AIM
Return the records in full, exactly as given.

(Stored entries)
------------------------------
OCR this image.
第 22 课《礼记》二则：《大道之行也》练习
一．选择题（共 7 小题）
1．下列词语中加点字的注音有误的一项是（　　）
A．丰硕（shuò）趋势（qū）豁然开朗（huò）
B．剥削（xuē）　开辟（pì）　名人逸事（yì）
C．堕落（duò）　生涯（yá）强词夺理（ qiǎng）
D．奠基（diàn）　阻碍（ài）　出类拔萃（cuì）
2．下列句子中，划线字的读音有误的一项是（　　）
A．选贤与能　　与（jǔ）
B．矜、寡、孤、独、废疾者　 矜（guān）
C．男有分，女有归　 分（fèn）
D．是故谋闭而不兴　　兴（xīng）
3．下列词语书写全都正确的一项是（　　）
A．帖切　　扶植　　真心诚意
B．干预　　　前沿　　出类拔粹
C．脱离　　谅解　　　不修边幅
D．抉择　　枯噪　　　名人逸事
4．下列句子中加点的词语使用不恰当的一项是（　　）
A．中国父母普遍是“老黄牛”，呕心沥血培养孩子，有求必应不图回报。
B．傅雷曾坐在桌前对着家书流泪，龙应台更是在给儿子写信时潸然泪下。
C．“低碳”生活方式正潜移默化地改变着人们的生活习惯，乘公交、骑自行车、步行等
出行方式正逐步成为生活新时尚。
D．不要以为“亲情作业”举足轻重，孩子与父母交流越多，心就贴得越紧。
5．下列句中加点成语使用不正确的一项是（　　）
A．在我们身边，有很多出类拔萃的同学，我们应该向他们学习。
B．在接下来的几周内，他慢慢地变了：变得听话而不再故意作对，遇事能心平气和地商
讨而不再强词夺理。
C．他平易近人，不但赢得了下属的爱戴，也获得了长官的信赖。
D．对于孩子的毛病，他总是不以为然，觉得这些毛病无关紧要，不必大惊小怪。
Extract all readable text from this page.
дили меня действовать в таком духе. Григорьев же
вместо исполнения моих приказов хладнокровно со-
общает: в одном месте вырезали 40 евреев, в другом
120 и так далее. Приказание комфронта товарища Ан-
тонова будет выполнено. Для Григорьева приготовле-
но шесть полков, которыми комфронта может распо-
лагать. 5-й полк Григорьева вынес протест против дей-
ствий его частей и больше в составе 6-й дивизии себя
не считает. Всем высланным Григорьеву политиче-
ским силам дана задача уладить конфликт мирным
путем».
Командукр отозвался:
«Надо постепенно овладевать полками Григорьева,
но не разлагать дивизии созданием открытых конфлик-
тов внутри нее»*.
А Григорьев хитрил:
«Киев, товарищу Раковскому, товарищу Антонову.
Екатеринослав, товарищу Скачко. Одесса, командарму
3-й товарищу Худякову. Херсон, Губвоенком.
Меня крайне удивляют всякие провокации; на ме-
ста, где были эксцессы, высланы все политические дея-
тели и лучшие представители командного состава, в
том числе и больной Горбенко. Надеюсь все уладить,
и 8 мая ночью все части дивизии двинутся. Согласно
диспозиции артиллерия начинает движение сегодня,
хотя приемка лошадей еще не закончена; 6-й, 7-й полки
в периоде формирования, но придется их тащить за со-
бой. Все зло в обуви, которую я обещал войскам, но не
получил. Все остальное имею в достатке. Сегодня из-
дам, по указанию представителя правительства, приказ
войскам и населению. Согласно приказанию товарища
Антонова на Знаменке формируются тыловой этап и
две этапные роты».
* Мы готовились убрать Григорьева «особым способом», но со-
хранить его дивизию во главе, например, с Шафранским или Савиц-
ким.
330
------------------------------
FULL RESPONSE
OCR this image.
第 22 课《礼记》二则：《大道之行也》练习
一．选择题（共 7 小题）
1．下列词语中加点字的注音有误的一项是（　　）
A．丰硕（shuò）趋势（qū）豁然开朗（huò）
B．剥削（xuē）　开辟（pì）　名人逸事（yì）
C．堕落（duò）　生涯（yá）强词夺理（ qiǎng）
D．奠基（diàn）　阻碍（ài）　出类拔萃（cuì）
2．下列句子中，划线字的读音有误的一项是（　　）
A．选贤与能　　与（jǔ）
B．矜、寡、孤、独、废疾者　 矜（guān）
C．男有分，女有归　 分（fèn）
D．是故谋闭而不兴　　兴（xīng）
3．下列词语书写全都正确的一项是（　　）
A．帖切　　扶植　　真心诚意
B．干预　　　前沿　　出类拔粹
C．脱离　　谅解　　　不修边幅
D．抉择　　枯噪　　　名人逸事
4．下列句子中加点的词语使用不恰当的一项是（　　）
A．中国父母普遍是“老黄牛”，呕心沥血培养孩子，有求必应不图回报。
B．傅雷曾坐在桌前对着家书流泪，龙应台更是在给儿子写信时潸然泪下。
C．“低碳”生活方式正潜移默化地改变着人们的生活习惯，乘公交、骑自行车、步行等
出行方式正逐步成为生活新时尚。
D．不要以为“亲情作业”举足轻重，孩子与父母交流越多，心就贴得越紧。
5．下列句中加点成语使用不正确的一项是（　　）
A．在我们身边，有很多出类拔萃的同学，我们应该向他们学习。
B．在接下来的几周内，他慢慢地变了：变得听话而不再故意作对，遇事能心平气和地商
讨而不再强词夺理。
C．他平易近人，不但赢得了下属的爱戴，也获得了长官的信赖。
D．对于孩子的毛病，他总是不以为然，觉得这些毛病无关紧要，不必大惊小怪。
Extract all readable text from this page.
дили меня действовать в таком духе. Григорьев же
вместо исполнения моих приказов хладнокровно со-
общает: в одном месте вырезали 40 евреев, в другом
120 и так далее. Приказание комфронта товарища Ан-
тонова будет выполнено. Для Григорьева приготовле-
но шесть полков, которыми комфронта может распо-
лагать. 5-й полк Григорьева вынес протест против дей-
ствий его частей и больше в составе 6-й дивизии себя
не считает. Всем высланным Григорьеву политиче-
ским силам дана задача уладить конфликт мирным
путем».
Командукр отозвался:
«Надо постепенно овладевать полками Григорьева,
но не разлагать дивизии созданием открытых конфлик-
тов внутри нее»*.
А Григорьев хитрил:
«Киев, товарищу Раковскому, товарищу Антонову.
Екатеринослав, товарищу Скачко. Одесса, командарму
3-й товарищу Худякову. Херсон, Губвоенком.
Меня крайне удивляют всякие провокации; на ме-
ста, где были эксцессы, высланы все политические дея-
тели и лучшие представители командного состава, в
том числе и больной Горбенко. Надеюсь все уладить,
и 8 мая ночью все части дивизии двинутся. Согласно
диспозиции артиллерия начинает движение сегодня,
хотя приемка лошадей еще не закончена; 6-й, 7-й полки
в периоде формирования, но придется их тащить за со-
бой. Все зло в обуви, которую я обещал войскам, но не
получил. Все остальное имею в достатке. Сегодня из-
дам, по указанию представителя правительства, приказ
войскам и населению. Согласно приказанию товарища
Антонова на Знаменке формируются тыловой этап и
две этапные роты».
* Мы готовились убрать Григорьева «особым способом», но со-
хранить его дивизию во главе, например, с Шафранским или Савиц-
ким.
330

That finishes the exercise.